● **DATASET EXCERPTS**:
━━━━━━━━━━━━━━━━
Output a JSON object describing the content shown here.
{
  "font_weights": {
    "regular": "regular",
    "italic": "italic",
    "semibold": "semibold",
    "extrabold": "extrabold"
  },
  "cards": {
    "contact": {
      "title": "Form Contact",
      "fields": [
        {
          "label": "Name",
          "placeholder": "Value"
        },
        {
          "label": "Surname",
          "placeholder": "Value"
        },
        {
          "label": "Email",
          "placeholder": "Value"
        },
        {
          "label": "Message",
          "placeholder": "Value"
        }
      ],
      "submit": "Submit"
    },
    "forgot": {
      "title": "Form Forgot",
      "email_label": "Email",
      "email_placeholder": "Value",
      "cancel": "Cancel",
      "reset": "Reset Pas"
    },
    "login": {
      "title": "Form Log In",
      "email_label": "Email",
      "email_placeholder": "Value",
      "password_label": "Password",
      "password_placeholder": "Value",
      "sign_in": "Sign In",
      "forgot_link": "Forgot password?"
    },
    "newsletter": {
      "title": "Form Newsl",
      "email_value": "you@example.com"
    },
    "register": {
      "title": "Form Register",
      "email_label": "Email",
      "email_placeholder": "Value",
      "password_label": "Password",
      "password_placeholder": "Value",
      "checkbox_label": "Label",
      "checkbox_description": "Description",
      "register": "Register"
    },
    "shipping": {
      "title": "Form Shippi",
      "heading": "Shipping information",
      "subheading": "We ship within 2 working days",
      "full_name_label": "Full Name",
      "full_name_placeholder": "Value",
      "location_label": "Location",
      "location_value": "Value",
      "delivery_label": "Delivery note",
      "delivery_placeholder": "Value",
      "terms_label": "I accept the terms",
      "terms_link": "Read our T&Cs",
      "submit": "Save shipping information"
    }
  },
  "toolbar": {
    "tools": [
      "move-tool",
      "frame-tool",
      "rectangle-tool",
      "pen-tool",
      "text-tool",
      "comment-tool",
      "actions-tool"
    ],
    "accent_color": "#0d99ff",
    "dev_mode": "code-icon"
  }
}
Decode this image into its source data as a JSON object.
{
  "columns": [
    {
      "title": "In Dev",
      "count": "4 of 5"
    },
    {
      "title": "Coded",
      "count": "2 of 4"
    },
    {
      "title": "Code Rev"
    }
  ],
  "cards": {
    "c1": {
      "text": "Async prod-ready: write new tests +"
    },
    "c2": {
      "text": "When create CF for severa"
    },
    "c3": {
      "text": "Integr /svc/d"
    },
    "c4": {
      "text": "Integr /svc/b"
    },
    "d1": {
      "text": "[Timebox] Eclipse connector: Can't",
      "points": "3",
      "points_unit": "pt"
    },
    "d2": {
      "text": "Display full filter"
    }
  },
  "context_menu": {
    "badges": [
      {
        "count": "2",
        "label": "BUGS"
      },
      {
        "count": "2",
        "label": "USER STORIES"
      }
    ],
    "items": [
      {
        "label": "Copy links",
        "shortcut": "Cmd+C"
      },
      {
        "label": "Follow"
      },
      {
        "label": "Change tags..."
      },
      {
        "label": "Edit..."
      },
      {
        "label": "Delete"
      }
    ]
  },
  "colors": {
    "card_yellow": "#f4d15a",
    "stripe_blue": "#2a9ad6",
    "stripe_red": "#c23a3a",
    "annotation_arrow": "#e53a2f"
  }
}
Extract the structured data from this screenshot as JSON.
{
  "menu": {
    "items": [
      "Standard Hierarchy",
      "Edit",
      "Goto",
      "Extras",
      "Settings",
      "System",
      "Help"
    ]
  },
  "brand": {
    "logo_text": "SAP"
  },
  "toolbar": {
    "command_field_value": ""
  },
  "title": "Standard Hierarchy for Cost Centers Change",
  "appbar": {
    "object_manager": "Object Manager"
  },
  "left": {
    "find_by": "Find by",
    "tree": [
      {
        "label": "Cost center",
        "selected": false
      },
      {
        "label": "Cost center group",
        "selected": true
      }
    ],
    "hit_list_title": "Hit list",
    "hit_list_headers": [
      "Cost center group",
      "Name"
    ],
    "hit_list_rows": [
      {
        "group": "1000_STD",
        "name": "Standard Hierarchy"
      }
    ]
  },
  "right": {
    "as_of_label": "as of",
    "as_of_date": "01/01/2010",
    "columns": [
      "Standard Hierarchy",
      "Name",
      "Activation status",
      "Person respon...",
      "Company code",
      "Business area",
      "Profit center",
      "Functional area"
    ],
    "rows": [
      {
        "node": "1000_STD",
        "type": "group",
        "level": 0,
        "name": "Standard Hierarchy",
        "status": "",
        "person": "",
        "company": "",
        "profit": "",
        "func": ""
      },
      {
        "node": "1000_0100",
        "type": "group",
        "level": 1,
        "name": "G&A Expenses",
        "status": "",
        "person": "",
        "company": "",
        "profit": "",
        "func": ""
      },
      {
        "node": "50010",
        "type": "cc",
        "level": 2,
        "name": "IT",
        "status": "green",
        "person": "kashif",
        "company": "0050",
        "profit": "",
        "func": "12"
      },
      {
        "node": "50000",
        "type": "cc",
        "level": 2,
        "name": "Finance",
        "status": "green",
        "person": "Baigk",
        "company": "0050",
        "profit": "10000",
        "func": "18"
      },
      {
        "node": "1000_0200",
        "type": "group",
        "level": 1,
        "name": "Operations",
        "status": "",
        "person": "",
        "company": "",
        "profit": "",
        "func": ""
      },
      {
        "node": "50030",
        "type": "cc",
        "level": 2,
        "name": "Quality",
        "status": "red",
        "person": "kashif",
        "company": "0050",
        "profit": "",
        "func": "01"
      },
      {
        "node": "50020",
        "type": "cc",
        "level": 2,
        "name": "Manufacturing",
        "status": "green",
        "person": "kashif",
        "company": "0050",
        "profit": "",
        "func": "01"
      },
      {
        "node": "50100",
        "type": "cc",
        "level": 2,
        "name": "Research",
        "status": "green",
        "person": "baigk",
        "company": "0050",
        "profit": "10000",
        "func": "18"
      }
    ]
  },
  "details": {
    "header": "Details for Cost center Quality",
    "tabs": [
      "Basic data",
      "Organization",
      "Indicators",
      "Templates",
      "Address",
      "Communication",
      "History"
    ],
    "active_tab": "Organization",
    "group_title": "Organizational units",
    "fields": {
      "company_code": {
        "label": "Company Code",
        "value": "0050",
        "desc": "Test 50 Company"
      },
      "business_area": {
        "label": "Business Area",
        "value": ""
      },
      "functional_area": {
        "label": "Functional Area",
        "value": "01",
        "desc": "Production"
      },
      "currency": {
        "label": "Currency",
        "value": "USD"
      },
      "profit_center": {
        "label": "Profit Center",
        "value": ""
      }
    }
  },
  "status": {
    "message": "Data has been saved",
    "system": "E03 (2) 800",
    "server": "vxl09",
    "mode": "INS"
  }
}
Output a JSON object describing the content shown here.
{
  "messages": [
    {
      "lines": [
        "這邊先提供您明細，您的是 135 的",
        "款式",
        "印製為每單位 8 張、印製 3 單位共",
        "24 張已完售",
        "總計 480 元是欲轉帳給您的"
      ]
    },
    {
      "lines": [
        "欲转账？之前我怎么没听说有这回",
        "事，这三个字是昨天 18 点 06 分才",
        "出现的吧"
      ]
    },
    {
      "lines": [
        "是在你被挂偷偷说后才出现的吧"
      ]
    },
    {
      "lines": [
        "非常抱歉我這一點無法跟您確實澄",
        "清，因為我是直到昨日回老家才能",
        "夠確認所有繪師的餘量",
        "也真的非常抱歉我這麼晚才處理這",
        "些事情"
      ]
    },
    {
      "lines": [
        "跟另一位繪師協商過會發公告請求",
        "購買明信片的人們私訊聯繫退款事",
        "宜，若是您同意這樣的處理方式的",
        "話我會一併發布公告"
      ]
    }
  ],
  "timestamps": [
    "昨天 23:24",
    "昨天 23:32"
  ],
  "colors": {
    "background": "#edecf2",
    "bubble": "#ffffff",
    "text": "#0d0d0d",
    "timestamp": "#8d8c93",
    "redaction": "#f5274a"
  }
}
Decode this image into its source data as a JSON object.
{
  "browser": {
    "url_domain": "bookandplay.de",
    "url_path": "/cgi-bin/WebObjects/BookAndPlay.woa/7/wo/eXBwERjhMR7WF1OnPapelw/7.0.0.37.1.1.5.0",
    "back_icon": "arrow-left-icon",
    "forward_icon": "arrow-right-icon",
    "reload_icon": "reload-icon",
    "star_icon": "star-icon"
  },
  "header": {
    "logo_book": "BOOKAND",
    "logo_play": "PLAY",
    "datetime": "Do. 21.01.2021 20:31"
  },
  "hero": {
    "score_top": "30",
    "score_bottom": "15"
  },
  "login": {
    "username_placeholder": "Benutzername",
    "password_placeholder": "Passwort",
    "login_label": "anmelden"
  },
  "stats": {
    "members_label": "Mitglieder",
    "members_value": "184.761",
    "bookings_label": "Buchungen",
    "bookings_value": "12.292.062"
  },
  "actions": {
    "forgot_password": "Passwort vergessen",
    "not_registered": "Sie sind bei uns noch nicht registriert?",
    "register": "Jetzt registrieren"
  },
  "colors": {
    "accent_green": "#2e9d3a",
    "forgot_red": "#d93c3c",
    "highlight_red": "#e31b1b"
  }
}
━━━━━━━━━━━━━━━━
● **WRITTEN EXERCISE**:
In the entries above, find each line with the word "Change" and copy it.

● **EXPECTED ANSWER**:
        "label": "Change tags..."
  "title": "Standard Hierarchy for Cost Centers Change",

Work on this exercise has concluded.